(WHAT YOU NEED TO DO): Look through the records that follow. Copy every line containing the word "forholdsvis".

(WORKING DATA):
•••••

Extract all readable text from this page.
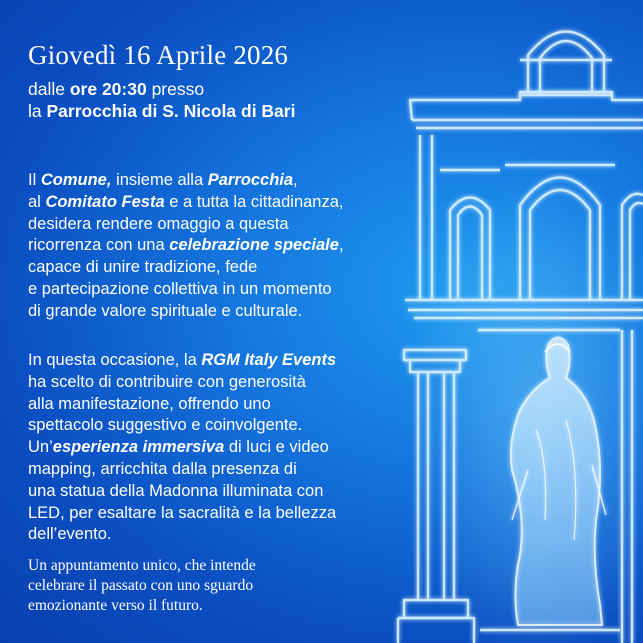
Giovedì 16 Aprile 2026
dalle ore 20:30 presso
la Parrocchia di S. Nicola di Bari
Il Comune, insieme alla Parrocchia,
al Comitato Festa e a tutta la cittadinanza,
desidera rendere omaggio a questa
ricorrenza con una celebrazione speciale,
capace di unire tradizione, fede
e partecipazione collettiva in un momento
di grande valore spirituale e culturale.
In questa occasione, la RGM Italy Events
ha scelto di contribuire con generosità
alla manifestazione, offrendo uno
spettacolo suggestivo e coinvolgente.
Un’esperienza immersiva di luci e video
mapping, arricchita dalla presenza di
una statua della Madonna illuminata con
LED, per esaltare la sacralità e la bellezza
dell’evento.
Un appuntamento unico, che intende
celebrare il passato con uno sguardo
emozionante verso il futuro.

•••••

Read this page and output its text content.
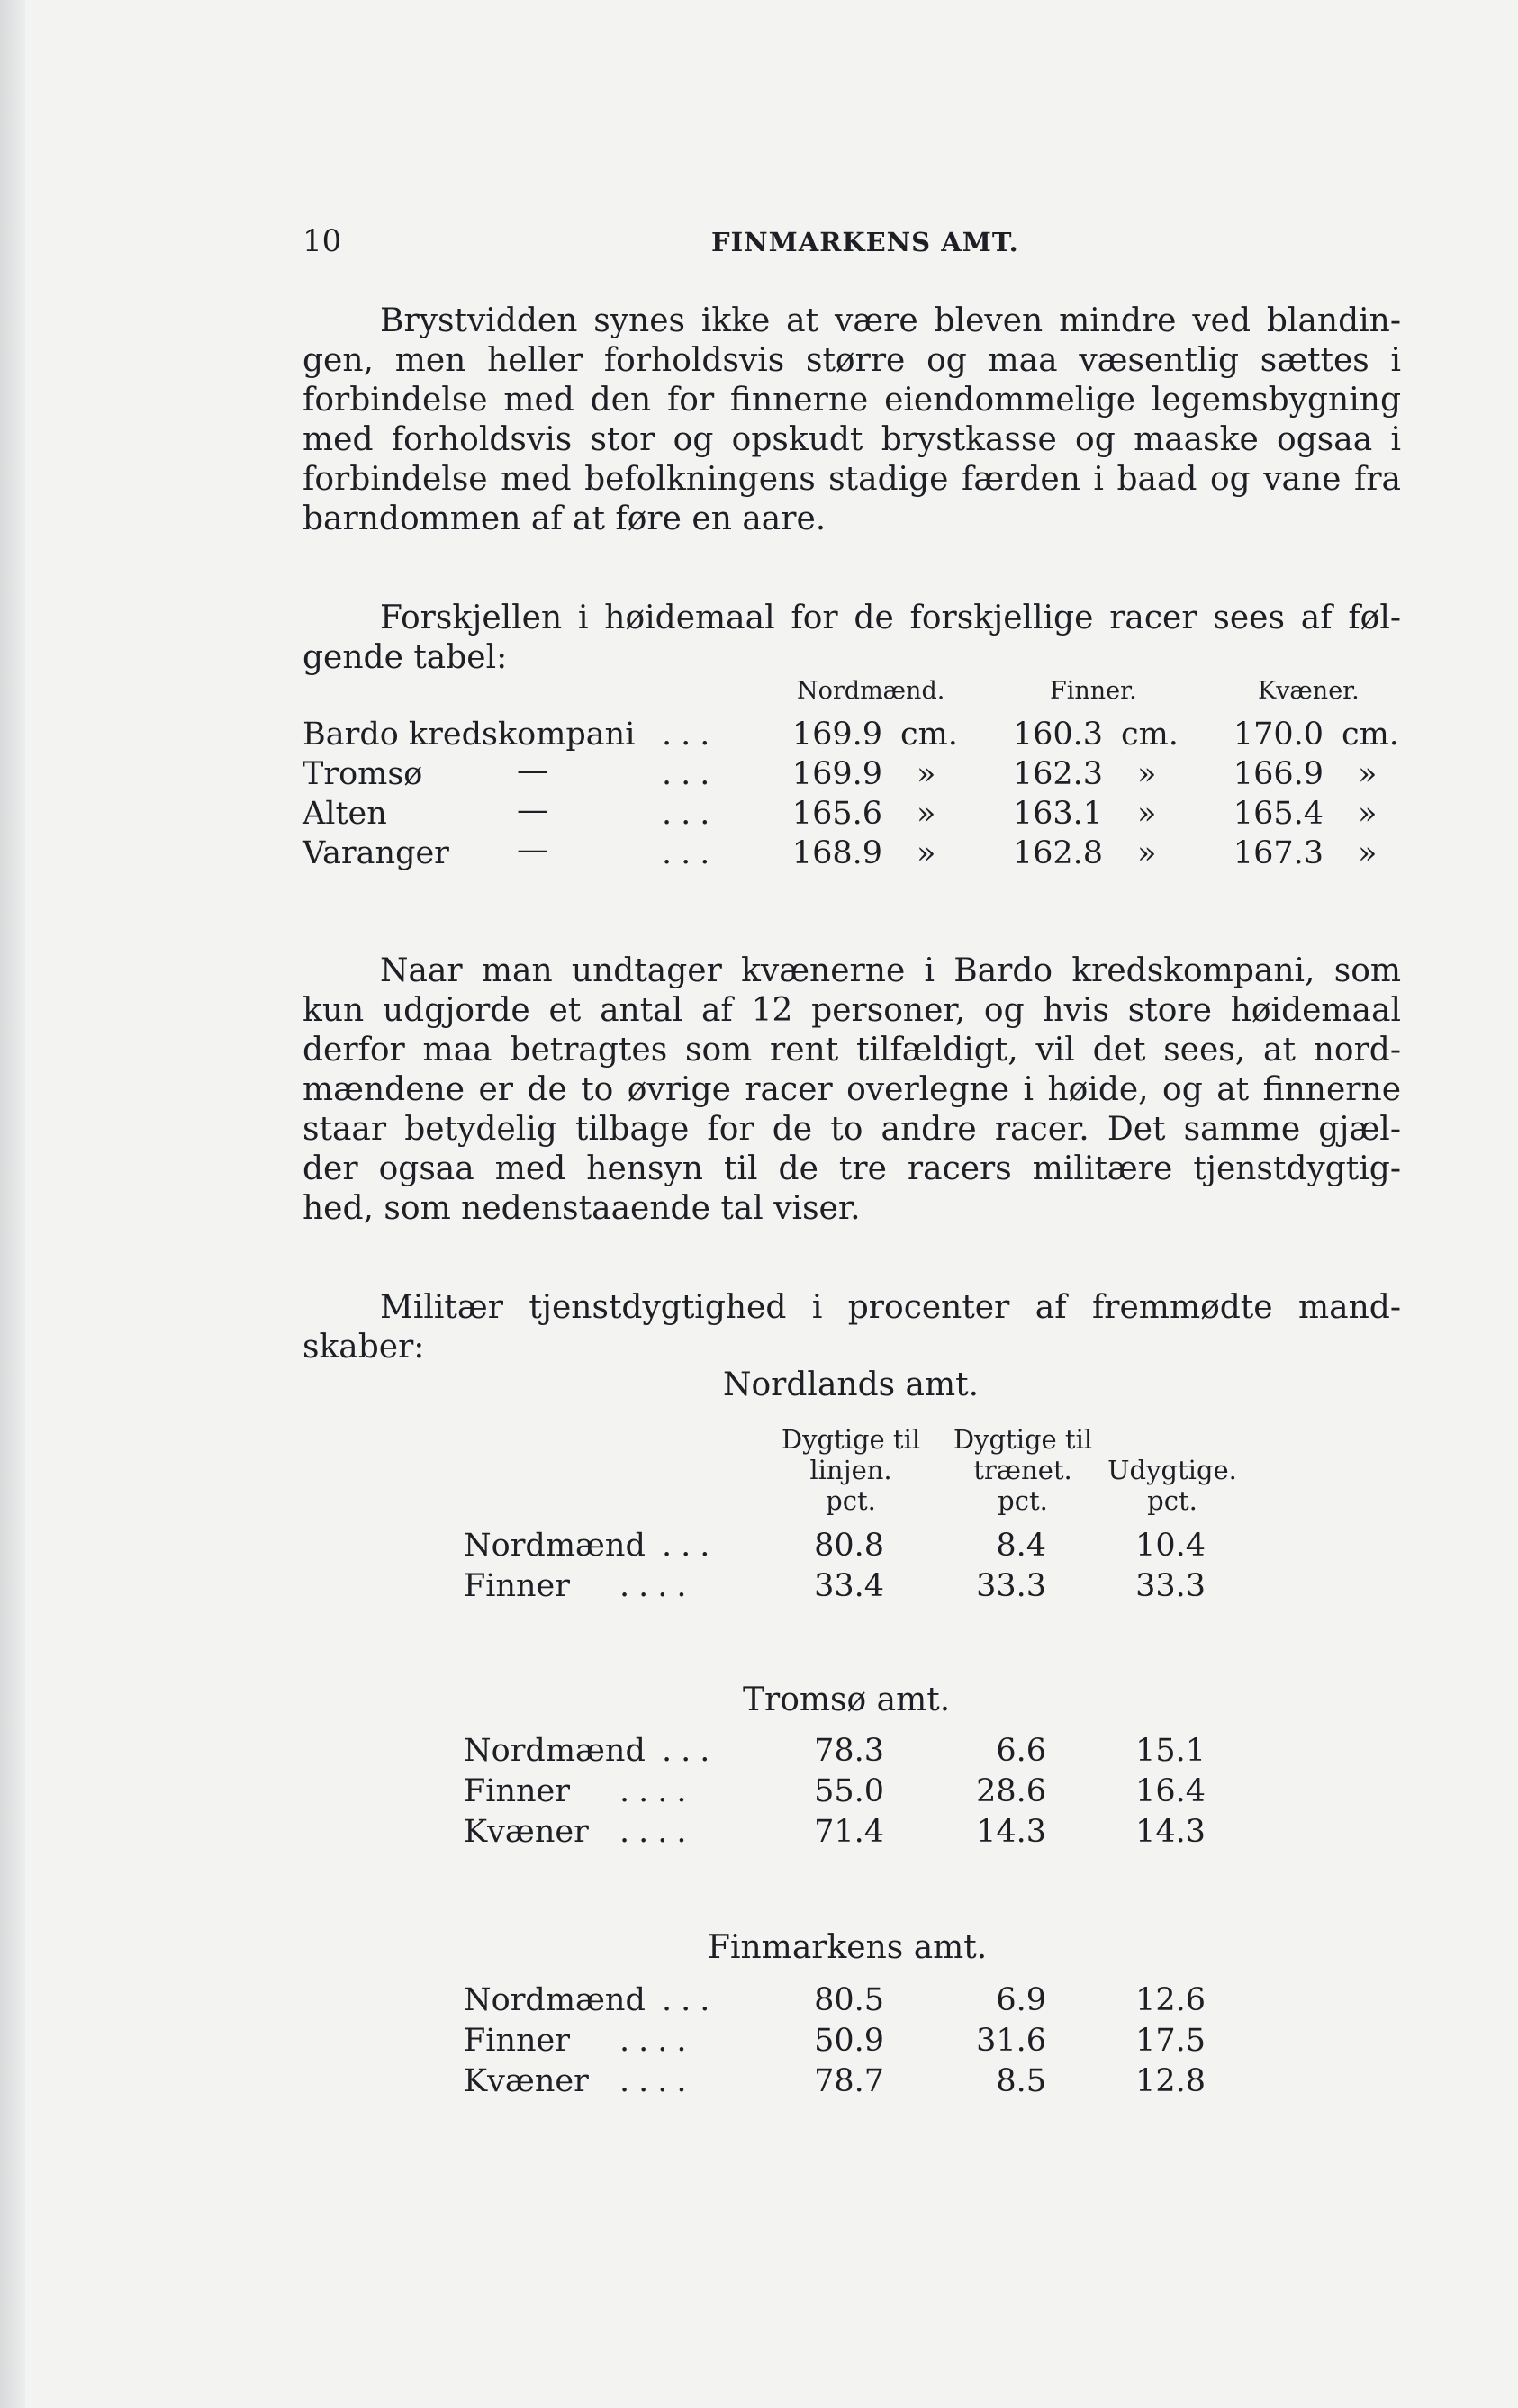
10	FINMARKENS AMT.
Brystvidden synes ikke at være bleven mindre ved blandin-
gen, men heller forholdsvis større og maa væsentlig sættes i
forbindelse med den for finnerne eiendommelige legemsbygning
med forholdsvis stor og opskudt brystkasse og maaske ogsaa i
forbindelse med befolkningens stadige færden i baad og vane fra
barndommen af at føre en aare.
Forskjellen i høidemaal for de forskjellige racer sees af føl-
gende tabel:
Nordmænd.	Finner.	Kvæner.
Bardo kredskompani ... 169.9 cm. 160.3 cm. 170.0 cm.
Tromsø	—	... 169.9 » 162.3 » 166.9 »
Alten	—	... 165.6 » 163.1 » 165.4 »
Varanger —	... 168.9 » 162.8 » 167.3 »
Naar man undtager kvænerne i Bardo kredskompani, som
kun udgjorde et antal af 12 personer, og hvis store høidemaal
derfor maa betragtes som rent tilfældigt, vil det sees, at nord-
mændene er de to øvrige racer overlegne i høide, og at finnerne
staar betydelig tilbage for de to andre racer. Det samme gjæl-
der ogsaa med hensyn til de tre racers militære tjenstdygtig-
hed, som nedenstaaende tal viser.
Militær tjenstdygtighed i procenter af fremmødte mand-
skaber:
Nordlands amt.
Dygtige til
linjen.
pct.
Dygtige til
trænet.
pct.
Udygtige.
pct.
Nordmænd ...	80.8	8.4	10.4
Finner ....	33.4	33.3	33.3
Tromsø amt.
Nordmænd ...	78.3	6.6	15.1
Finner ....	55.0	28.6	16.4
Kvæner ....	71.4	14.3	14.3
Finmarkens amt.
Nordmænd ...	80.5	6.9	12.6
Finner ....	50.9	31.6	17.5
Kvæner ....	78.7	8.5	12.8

•••••

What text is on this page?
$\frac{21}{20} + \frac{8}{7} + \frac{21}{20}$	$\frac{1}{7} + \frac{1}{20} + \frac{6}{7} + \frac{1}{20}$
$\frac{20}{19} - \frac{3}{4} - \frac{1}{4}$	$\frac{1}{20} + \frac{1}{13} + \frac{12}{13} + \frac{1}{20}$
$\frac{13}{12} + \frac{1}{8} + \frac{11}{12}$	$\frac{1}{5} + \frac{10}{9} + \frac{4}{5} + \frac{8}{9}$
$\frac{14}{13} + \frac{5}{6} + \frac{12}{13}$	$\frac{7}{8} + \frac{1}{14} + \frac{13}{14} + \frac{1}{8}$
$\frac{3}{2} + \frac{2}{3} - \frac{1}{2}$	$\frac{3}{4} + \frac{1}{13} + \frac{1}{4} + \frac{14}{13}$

•••••

(SOLUTION FOR THIS EXERCISE):
gen, men heller forholdsvis større og maa væsentlig sættes i
med forholdsvis stor og opskudt brystkasse og maaske ogsaa i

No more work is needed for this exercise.